§ **Requirement**
Can the data below be echoed back word for word?

§ **Entries**
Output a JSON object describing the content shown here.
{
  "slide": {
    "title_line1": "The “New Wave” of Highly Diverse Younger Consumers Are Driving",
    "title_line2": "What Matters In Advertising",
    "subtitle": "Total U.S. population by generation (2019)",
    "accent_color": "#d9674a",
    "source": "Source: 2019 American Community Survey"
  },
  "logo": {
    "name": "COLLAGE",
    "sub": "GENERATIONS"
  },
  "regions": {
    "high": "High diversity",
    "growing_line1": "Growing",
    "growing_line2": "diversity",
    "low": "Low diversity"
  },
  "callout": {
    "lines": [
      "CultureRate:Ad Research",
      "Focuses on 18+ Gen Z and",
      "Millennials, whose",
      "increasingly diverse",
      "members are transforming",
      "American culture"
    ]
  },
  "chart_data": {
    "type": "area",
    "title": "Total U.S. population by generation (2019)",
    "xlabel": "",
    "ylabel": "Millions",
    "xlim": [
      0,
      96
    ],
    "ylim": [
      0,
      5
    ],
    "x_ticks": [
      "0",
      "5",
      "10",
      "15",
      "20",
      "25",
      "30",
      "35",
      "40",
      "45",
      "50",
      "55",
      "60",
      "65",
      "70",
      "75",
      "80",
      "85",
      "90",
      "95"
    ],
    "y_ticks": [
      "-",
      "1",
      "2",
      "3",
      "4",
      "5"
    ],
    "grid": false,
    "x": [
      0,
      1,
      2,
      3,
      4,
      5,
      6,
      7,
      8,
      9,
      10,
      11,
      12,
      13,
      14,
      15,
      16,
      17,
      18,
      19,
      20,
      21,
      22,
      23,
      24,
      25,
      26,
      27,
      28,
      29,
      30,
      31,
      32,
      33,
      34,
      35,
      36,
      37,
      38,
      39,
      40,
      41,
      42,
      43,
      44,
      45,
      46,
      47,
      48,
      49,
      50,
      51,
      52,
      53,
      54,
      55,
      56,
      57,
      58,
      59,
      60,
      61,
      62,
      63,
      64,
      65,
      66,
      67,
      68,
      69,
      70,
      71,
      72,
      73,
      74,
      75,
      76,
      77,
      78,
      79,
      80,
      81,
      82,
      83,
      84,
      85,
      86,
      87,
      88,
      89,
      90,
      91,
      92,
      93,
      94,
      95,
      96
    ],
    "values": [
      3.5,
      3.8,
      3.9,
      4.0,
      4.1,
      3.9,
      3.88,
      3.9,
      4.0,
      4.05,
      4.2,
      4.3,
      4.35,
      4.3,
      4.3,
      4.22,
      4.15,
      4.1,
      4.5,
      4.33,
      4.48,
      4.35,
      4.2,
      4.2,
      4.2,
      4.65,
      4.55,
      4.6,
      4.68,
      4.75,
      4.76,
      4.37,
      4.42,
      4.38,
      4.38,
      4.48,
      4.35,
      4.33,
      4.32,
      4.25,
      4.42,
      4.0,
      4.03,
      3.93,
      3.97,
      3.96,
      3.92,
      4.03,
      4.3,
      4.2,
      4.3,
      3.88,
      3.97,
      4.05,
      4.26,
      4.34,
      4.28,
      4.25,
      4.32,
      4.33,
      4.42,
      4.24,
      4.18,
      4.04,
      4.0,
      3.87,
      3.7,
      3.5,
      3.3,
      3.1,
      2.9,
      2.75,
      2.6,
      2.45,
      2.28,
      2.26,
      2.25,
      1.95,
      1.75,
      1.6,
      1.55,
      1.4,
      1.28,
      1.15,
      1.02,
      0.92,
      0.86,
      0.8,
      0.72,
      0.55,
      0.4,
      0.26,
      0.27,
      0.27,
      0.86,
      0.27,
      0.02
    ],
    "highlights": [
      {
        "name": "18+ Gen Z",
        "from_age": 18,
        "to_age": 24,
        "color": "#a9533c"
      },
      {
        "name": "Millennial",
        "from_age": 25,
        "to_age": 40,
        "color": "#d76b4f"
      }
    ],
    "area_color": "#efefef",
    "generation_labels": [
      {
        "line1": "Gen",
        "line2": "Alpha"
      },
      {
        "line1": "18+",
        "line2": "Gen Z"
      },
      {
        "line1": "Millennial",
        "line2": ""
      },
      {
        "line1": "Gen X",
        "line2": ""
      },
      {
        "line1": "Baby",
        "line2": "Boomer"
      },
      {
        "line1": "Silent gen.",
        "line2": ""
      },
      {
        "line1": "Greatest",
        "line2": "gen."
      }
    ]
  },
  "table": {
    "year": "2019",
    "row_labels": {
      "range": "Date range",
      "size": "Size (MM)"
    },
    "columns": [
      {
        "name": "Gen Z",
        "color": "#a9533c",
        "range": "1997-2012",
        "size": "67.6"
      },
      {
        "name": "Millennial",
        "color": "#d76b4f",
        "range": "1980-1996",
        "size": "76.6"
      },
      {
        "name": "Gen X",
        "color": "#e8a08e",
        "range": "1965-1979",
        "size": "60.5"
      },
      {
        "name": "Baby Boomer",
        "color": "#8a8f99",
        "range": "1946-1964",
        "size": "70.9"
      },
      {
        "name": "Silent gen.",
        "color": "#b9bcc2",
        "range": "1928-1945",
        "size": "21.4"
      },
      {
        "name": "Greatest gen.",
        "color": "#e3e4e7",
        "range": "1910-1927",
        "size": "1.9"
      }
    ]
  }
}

§ **Task answer**
Output a JSON object describing the content shown here.
{
  "slide": {
    "title_line1": "The “New Wave” of Highly Diverse Younger Consumers Are Driving",
    "title_line2": "What Matters In Advertising",
    "subtitle": "Total U.S. population by generation (2019)",
    "accent_color": "#d9674a",
    "source": "Source: 2019 American Community Survey"
  },
  "logo": {
    "name": "COLLAGE",
    "sub": "GENERATIONS"
  },
  "regions": {
    "high": "High diversity",
    "growing_line1": "Growing",
    "growing_line2": "diversity",
    "low": "Low diversity"
  },
  "callout": {
    "lines": [
      "CultureRate:Ad Research",
      "Focuses on 18+ Gen Z and",
      "Millennials, whose",
      "increasingly diverse",
      "members are transforming",
      "American culture"
    ]
  },
  "chart_data": {
    "type": "area",
    "title": "Total U.S. population by generation (2019)",
    "xlabel": "",
    "ylabel": "Millions",
    "xlim": [
      0,
      96
    ],
    "ylim": [
      0,
      5
    ],
    "x_ticks": [
      "0",
      "5",
      "10",
      "15",
      "20",
      "25",
      "30",
      "35",
      "40",
      "45",
      "50",
      "55",
      "60",
      "65",
      "70",
      "75",
      "80",
      "85",
      "90",
      "95"
    ],
    "y_ticks": [
      "-",
      "1",
      "2",
      "3",
      "4",
      "5"
    ],
    "grid": false,
    "x": [
      0,
      1,
      2,
      3,
      4,
      5,
      6,
      7,
      8,
      9,
      10,
      11,
      12,
      13,
      14,
      15,
      16,
      17,
      18,
      19,
      20,
      21,
      22,
      23,
      24,
      25,
      26,
      27,
      28,
      29,
      30,
      31,
      32,
      33,
      34,
      35,
      36,
      37,
      38,
      39,
      40,
      41,
      42,
      43,
      44,
      45,
      46,
      47,
      48,
      49,
      50,
      51,
      52,
      53,
      54,
      55,
      56,
      57,
      58,
      59,
      60,
      61,
      62,
      63,
      64,
      65,
      66,
      67,
      68,
      69,
      70,
      71,
      72,
      73,
      74,
      75,
      76,
      77,
      78,
      79,
      80,
      81,
      82,
      83,
      84,
      85,
      86,
      87,
      88,
      89,
      90,
      91,
      92,
      93,
      94,
      95,
      96
    ],
    "values": [
      3.5,
      3.8,
      3.9,
      4.0,
      4.1,
      3.9,
      3.88,
      3.9,
      4.0,
      4.05,
      4.2,
      4.3,
      4.35,
      4.3,
      4.3,
      4.22,
      4.15,
      4.1,
      4.5,
      4.33,
      4.48,
      4.35,
      4.2,
      4.2,
      4.2,
      4.65,
      4.55,
      4.6,
      4.68,
      4.75,
      4.76,
      4.37,
      4.42,
      4.38,
      4.38,
      4.48,
      4.35,
      4.33,
      4.32,
      4.25,
      4.42,
      4.0,
      4.03,
      3.93,
      3.97,
      3.96,
      3.92,
      4.03,
      4.3,
      4.2,
      4.3,
      3.88,
      3.97,
      4.05,
      4.26,
      4.34,
      4.28,
      4.25,
      4.32,
      4.33,
      4.42,
      4.24,
      4.18,
      4.04,
      4.0,
      3.87,
      3.7,
      3.5,
      3.3,
      3.1,
      2.9,
      2.75,
      2.6,
      2.45,
      2.28,
      2.26,
      2.25,
      1.95,
      1.75,
      1.6,
      1.55,
      1.4,
      1.28,
      1.15,
      1.02,
      0.92,
      0.86,
      0.8,
      0.72,
      0.55,
      0.4,
      0.26,
      0.27,
      0.27,
      0.86,
      0.27,
      0.02
    ],
    "highlights": [
      {
        "name": "18+ Gen Z",
        "from_age": 18,
        "to_age": 24,
        "color": "#a9533c"
      },
      {
        "name": "Millennial",
        "from_age": 25,
        "to_age": 40,
        "color": "#d76b4f"
      }
    ],
    "area_color": "#efefef",
    "generation_labels": [
      {
        "line1": "Gen",
        "line2": "Alpha"
      },
      {
        "line1": "18+",
        "line2": "Gen Z"
      },
      {
        "line1": "Millennial",
        "line2": ""
      },
      {
        "line1": "Gen X",
        "line2": ""
      },
      {
        "line1": "Baby",
        "line2": "Boomer"
      },
      {
        "line1": "Silent gen.",
        "line2": ""
      },
      {
        "line1": "Greatest",
        "line2": "gen."
      }
    ]
  },
  "table": {
    "year": "2019",
    "row_labels": {
      "range": "Date range",
      "size": "Size (MM)"
    },
    "columns": [
      {
        "name": "Gen Z",
        "color": "#a9533c",
        "range": "1997-2012",
        "size": "67.6"
      },
      {
        "name": "Millennial",
        "color": "#d76b4f",
        "range": "1980-1996",
        "size": "76.6"
      },
      {
        "name": "Gen X",
        "color": "#e8a08e",
        "range": "1965-1979",
        "size": "60.5"
      },
      {
        "name": "Baby Boomer",
        "color": "#8a8f99",
        "range": "1946-1964",
        "size": "70.9"
      },
      {
        "name": "Silent gen.",
        "color": "#b9bcc2",
        "range": "1928-1945",
        "size": "21.4"
      },
      {
        "name": "Greatest gen.",
        "color": "#e3e4e7",
        "range": "1910-1927",
        "size": "1.9"
      }
    ]
  }
}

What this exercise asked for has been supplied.